■ Job
Return each entry exactly, with none missing.

# start of Records for the exercise

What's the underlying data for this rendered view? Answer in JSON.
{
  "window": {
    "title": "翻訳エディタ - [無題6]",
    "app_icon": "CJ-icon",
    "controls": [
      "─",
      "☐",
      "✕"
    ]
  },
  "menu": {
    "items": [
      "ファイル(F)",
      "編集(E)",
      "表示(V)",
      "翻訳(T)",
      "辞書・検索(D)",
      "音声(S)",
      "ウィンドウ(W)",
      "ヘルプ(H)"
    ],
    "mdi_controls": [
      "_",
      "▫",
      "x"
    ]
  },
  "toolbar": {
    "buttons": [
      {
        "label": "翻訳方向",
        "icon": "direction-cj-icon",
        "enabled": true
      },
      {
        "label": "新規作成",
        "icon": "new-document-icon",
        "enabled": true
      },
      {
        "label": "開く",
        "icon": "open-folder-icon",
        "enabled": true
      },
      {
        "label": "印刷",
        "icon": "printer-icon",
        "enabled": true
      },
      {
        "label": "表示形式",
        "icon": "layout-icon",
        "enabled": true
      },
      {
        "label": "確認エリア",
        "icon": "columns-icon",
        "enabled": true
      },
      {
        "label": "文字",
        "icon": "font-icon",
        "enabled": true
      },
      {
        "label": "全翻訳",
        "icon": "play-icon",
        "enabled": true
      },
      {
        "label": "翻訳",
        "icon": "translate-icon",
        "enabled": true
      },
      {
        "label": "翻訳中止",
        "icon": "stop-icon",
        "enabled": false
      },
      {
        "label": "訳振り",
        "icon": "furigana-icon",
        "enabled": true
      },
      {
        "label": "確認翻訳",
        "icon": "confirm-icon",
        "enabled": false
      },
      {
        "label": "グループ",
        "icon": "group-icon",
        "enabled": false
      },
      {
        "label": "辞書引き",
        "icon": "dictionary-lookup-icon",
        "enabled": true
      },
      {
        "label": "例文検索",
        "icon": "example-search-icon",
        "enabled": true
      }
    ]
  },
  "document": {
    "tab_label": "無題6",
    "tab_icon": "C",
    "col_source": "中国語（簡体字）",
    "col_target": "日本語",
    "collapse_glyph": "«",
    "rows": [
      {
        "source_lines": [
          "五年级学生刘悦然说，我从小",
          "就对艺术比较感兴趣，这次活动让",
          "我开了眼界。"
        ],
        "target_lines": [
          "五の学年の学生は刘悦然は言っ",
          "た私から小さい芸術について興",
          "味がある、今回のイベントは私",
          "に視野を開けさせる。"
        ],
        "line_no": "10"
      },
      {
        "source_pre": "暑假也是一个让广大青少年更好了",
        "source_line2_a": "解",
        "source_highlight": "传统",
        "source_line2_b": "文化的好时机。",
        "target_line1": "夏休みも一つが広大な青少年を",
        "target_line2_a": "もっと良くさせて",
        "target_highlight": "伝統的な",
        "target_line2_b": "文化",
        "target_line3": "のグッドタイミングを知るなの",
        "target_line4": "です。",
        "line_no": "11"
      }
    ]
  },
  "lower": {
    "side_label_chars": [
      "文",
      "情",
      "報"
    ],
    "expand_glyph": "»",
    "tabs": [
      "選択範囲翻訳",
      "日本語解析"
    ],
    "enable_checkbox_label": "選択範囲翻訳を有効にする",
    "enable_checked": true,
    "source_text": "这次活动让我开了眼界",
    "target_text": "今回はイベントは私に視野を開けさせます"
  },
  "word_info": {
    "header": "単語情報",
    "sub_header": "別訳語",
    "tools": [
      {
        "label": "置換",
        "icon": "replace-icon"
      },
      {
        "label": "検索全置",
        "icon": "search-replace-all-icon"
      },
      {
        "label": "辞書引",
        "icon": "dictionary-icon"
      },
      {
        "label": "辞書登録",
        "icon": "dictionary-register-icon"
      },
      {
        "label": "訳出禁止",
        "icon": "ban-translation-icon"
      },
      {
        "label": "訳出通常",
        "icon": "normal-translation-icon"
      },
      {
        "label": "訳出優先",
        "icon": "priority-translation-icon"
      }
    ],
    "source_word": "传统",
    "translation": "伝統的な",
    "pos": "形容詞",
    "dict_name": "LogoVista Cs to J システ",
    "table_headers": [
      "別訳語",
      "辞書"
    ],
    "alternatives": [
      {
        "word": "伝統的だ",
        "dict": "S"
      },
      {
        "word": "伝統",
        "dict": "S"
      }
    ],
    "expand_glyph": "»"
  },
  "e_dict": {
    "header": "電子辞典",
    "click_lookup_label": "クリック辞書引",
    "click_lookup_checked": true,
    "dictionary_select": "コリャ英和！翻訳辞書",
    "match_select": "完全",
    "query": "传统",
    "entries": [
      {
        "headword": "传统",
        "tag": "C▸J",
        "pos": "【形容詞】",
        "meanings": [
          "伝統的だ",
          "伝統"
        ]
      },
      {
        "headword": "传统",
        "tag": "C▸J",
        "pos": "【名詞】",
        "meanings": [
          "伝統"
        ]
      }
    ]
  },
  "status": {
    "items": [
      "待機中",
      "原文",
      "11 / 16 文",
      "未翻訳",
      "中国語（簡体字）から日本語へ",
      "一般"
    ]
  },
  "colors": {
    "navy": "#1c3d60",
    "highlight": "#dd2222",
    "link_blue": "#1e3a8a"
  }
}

# end of Records for the exercise

■ Response
What's the underlying data for this rendered view? Answer in JSON.
{
  "window": {
    "title": "翻訳エディタ - [無題6]",
    "app_icon": "CJ-icon",
    "controls": [
      "─",
      "☐",
      "✕"
    ]
  },
  "menu": {
    "items": [
      "ファイル(F)",
      "編集(E)",
      "表示(V)",
      "翻訳(T)",
      "辞書・検索(D)",
      "音声(S)",
      "ウィンドウ(W)",
      "ヘルプ(H)"
    ],
    "mdi_controls": [
      "_",
      "▫",
      "x"
    ]
  },
  "toolbar": {
    "buttons": [
      {
        "label": "翻訳方向",
        "icon": "direction-cj-icon",
        "enabled": true
      },
      {
        "label": "新規作成",
        "icon": "new-document-icon",
        "enabled": true
      },
      {
        "label": "開く",
        "icon": "open-folder-icon",
        "enabled": true
      },
      {
        "label": "印刷",
        "icon": "printer-icon",
        "enabled": true
      },
      {
        "label": "表示形式",
        "icon": "layout-icon",
        "enabled": true
      },
      {
        "label": "確認エリア",
        "icon": "columns-icon",
        "enabled": true
      },
      {
        "label": "文字",
        "icon": "font-icon",
        "enabled": true
      },
      {
        "label": "全翻訳",
        "icon": "play-icon",
        "enabled": true
      },
      {
        "label": "翻訳",
        "icon": "translate-icon",
        "enabled": true
      },
      {
        "label": "翻訳中止",
        "icon": "stop-icon",
        "enabled": false
      },
      {
        "label": "訳振り",
        "icon": "furigana-icon",
        "enabled": true
      },
      {
        "label": "確認翻訳",
        "icon": "confirm-icon",
        "enabled": false
      },
      {
        "label": "グループ",
        "icon": "group-icon",
        "enabled": false
      },
      {
        "label": "辞書引き",
        "icon": "dictionary-lookup-icon",
        "enabled": true
      },
      {
        "label": "例文検索",
        "icon": "example-search-icon",
        "enabled": true
      }
    ]
  },
  "document": {
    "tab_label": "無題6",
    "tab_icon": "C",
    "col_source": "中国語（簡体字）",
    "col_target": "日本語",
    "collapse_glyph": "«",
    "rows": [
      {
        "source_lines": [
          "五年级学生刘悦然说，我从小",
          "就对艺术比较感兴趣，这次活动让",
          "我开了眼界。"
        ],
        "target_lines": [
          "五の学年の学生は刘悦然は言っ",
          "た私から小さい芸術について興",
          "味がある、今回のイベントは私",
          "に視野を開けさせる。"
        ],
        "line_no": "10"
      },
      {
        "source_pre": "暑假也是一个让广大青少年更好了",
        "source_line2_a": "解",
        "source_highlight": "传统",
        "source_line2_b": "文化的好时机。",
        "target_line1": "夏休みも一つが広大な青少年を",
        "target_line2_a": "もっと良くさせて",
        "target_highlight": "伝統的な",
        "target_line2_b": "文化",
        "target_line3": "のグッドタイミングを知るなの",
        "target_line4": "です。",
        "line_no": "11"
      }
    ]
  },
  "lower": {
    "side_label_chars": [
      "文",
      "情",
      "報"
    ],
    "expand_glyph": "»",
    "tabs": [
      "選択範囲翻訳",
      "日本語解析"
    ],
    "enable_checkbox_label": "選択範囲翻訳を有効にする",
    "enable_checked": true,
    "source_text": "这次活动让我开了眼界",
    "target_text": "今回はイベントは私に視野を開けさせます"
  },
  "word_info": {
    "header": "単語情報",
    "sub_header": "別訳語",
    "tools": [
      {
        "label": "置換",
        "icon": "replace-icon"
      },
      {
        "label": "検索全置",
        "icon": "search-replace-all-icon"
      },
      {
        "label": "辞書引",
        "icon": "dictionary-icon"
      },
      {
        "label": "辞書登録",
        "icon": "dictionary-register-icon"
      },
      {
        "label": "訳出禁止",
        "icon": "ban-translation-icon"
      },
      {
        "label": "訳出通常",
        "icon": "normal-translation-icon"
      },
      {
        "label": "訳出優先",
        "icon": "priority-translation-icon"
      }
    ],
    "source_word": "传统",
    "translation": "伝統的な",
    "pos": "形容詞",
    "dict_name": "LogoVista Cs to J システ",
    "table_headers": [
      "別訳語",
      "辞書"
    ],
    "alternatives": [
      {
        "word": "伝統的だ",
        "dict": "S"
      },
      {
        "word": "伝統",
        "dict": "S"
      }
    ],
    "expand_glyph": "»"
  },
  "e_dict": {
    "header": "電子辞典",
    "click_lookup_label": "クリック辞書引",
    "click_lookup_checked": true,
    "dictionary_select": "コリャ英和！翻訳辞書",
    "match_select": "完全",
    "query": "传统",
    "entries": [
      {
        "headword": "传统",
        "tag": "C▸J",
        "pos": "【形容詞】",
        "meanings": [
          "伝統的だ",
          "伝統"
        ]
      },
      {
        "headword": "传统",
        "tag": "C▸J",
        "pos": "【名詞】",
        "meanings": [
          "伝統"
        ]
      }
    ]
  },
  "status": {
    "items": [
      "待機中",
      "原文",
      "11 / 16 文",
      "未翻訳",
      "中国語（簡体字）から日本語へ",
      "一般"
    ]
  },
  "colors": {
    "navy": "#1c3d60",
    "highlight": "#dd2222",
    "link_blue": "#1e3a8a"
  }
}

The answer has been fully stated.